(Layout annotation data)

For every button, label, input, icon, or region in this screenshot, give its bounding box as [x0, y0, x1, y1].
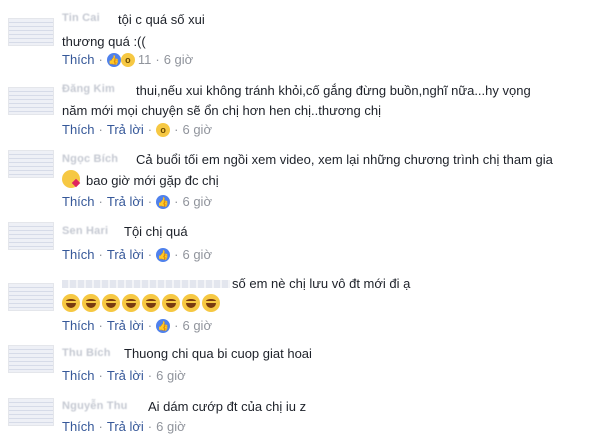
comment-author[interactable]: Nguyễn Thu: [62, 400, 128, 412]
separator: ·: [174, 318, 179, 333]
reaction-summary[interactable]: 👍 o 11: [106, 52, 152, 68]
like-link[interactable]: Thích: [62, 122, 95, 138]
like-reaction-icon: 👍: [156, 195, 171, 209]
separator: ·: [174, 247, 179, 262]
comment-author[interactable]: Sen Hari: [62, 225, 108, 237]
comment-author[interactable]: Tin Cai: [62, 12, 100, 24]
comment-actions: Thích · 👍 o 11 · 6 giờ: [62, 52, 193, 68]
avatar[interactable]: [8, 222, 54, 250]
laughing-emoji-icon: [142, 294, 160, 312]
comment-actions: Thích · Trả lời · 👍 · 6 giờ: [62, 247, 212, 263]
comment-text-line: thương quá :((: [62, 34, 146, 49]
comment-actions: Thích · Trả lời · o · 6 giờ: [62, 122, 212, 138]
separator: ·: [98, 368, 103, 383]
like-link[interactable]: Thích: [62, 318, 95, 334]
comment-time[interactable]: 6 giờ: [182, 122, 212, 138]
comment-author[interactable]: Thu Bích: [62, 347, 111, 359]
laughing-emoji-icon: [162, 294, 180, 312]
laughing-emoji-icon: [202, 294, 220, 312]
reply-link[interactable]: Trả lời: [107, 318, 144, 334]
separator: ·: [174, 122, 179, 137]
redacted-number: [62, 280, 230, 288]
reaction-summary[interactable]: 👍: [156, 248, 171, 262]
separator: ·: [98, 247, 103, 262]
comment-time[interactable]: 6 giờ: [182, 318, 212, 334]
reaction-count: 11: [137, 52, 152, 67]
like-link[interactable]: Thích: [62, 194, 95, 210]
comment-time[interactable]: 6 giờ: [182, 247, 212, 263]
reply-link[interactable]: Trả lời: [107, 122, 144, 138]
comment-author[interactable]: Đăng Kim: [62, 83, 115, 95]
separator: ·: [147, 419, 153, 434]
comment-text-line: Cả buổi tối em ngồi xem video, xem lại n…: [136, 152, 553, 167]
reply-link[interactable]: Trả lời: [107, 194, 144, 210]
laughing-emoji-icon: [122, 294, 140, 312]
comment-time[interactable]: 6 giờ: [156, 419, 186, 435]
separator: ·: [98, 318, 103, 333]
comment-actions: Thích · Trả lời · 👍 · 6 giờ: [62, 194, 212, 210]
wow-reaction-icon: o: [156, 123, 171, 137]
comment-text-line: tội c quá số xui: [118, 12, 205, 27]
avatar[interactable]: [8, 398, 54, 426]
separator: ·: [174, 194, 179, 209]
like-link[interactable]: Thích: [62, 368, 95, 384]
avatar[interactable]: [8, 150, 54, 178]
comment-text-line: bao giờ mới gặp đc chị: [86, 173, 219, 188]
like-link[interactable]: Thích: [62, 52, 95, 68]
separator: ·: [147, 247, 153, 262]
kiss-emoji-icon: [62, 170, 80, 188]
like-link[interactable]: Thích: [62, 247, 95, 263]
like-reaction-icon: 👍: [106, 53, 121, 67]
laughing-emoji-icon: [102, 294, 120, 312]
comment-text-line: Thuong chi qua bi cuop giat hoai: [124, 346, 312, 361]
like-reaction-icon: 👍: [156, 319, 171, 333]
laughing-emoji-icon: [182, 294, 200, 312]
separator: ·: [98, 419, 103, 434]
laughing-emoji-icon: [62, 294, 80, 312]
separator: ·: [147, 122, 153, 137]
separator: ·: [147, 194, 153, 209]
like-reaction-icon: 👍: [156, 248, 171, 262]
avatar[interactable]: [8, 345, 54, 373]
laughing-emoji-icon: [82, 294, 100, 312]
comment-text-line: số em nè chị lưu vô đt mới đi ạ: [232, 276, 411, 291]
reaction-summary[interactable]: o: [156, 123, 171, 137]
laughing-emoji-row: [62, 294, 222, 312]
separator: ·: [98, 52, 103, 67]
comment-time[interactable]: 6 giờ: [156, 368, 186, 384]
comment-text-line: thui,nếu xui không tránh khỏi,cố gắng đừ…: [136, 83, 531, 98]
avatar[interactable]: [8, 87, 54, 115]
comment-text-line: Ai dám cướp đt của chị iu z: [148, 399, 307, 414]
avatar[interactable]: [8, 283, 54, 311]
separator: ·: [98, 122, 103, 137]
reaction-summary[interactable]: 👍: [156, 319, 171, 333]
reply-link[interactable]: Trả lời: [107, 419, 144, 435]
reply-link[interactable]: Trả lời: [107, 247, 144, 263]
separator: ·: [147, 318, 153, 333]
comment-actions: Thích · Trả lời · 👍 · 6 giờ: [62, 318, 212, 334]
separator: ·: [98, 194, 103, 209]
reaction-summary[interactable]: 👍: [156, 195, 171, 209]
comment-actions: Thích · Trả lời · 6 giờ: [62, 419, 186, 435]
separator: ·: [147, 368, 153, 383]
comment-author[interactable]: Ngọc Bích: [62, 153, 118, 165]
like-link[interactable]: Thích: [62, 419, 95, 435]
avatar[interactable]: [8, 18, 54, 46]
reply-link[interactable]: Trả lời: [107, 368, 144, 384]
comment-text-line: năm mới mọi chuyện sẽ ổn chị hơn hen chị…: [62, 103, 381, 118]
comment-actions: Thích · Trả lời · 6 giờ: [62, 368, 186, 384]
wow-reaction-icon: o: [120, 53, 135, 67]
separator: ·: [155, 52, 160, 67]
comment-text-line: Tội chị quá: [124, 224, 188, 239]
comment-time[interactable]: 6 giờ: [182, 194, 212, 210]
comment-time[interactable]: 6 giờ: [164, 52, 194, 68]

The request ▸
Copy out the stretch of records from the line containing "comment-author[interactable]: Nguyễn Thu: [62, 400, 128, 412]" through the line containing "avatar[interactable]: [8, 222, 54, 250]", reproducing each line precisely.

The answer ▸
comment-author[interactable]: Nguyễn Thu: [62, 400, 128, 412]
separator: ·: [174, 318, 179, 333]
reaction-summary[interactable]: 👍 o 11: [106, 52, 152, 68]
like-link[interactable]: Thích: [62, 122, 95, 138]
like-reaction-icon: 👍: [156, 195, 171, 209]
separator: ·: [174, 247, 179, 262]
comment-author[interactable]: Sen Hari: [62, 225, 108, 237]
comment-author[interactable]: Tin Cai: [62, 12, 100, 24]
comment-actions: Thích · 👍 o 11 · 6 giờ: [62, 52, 193, 68]
avatar[interactable]: [8, 222, 54, 250]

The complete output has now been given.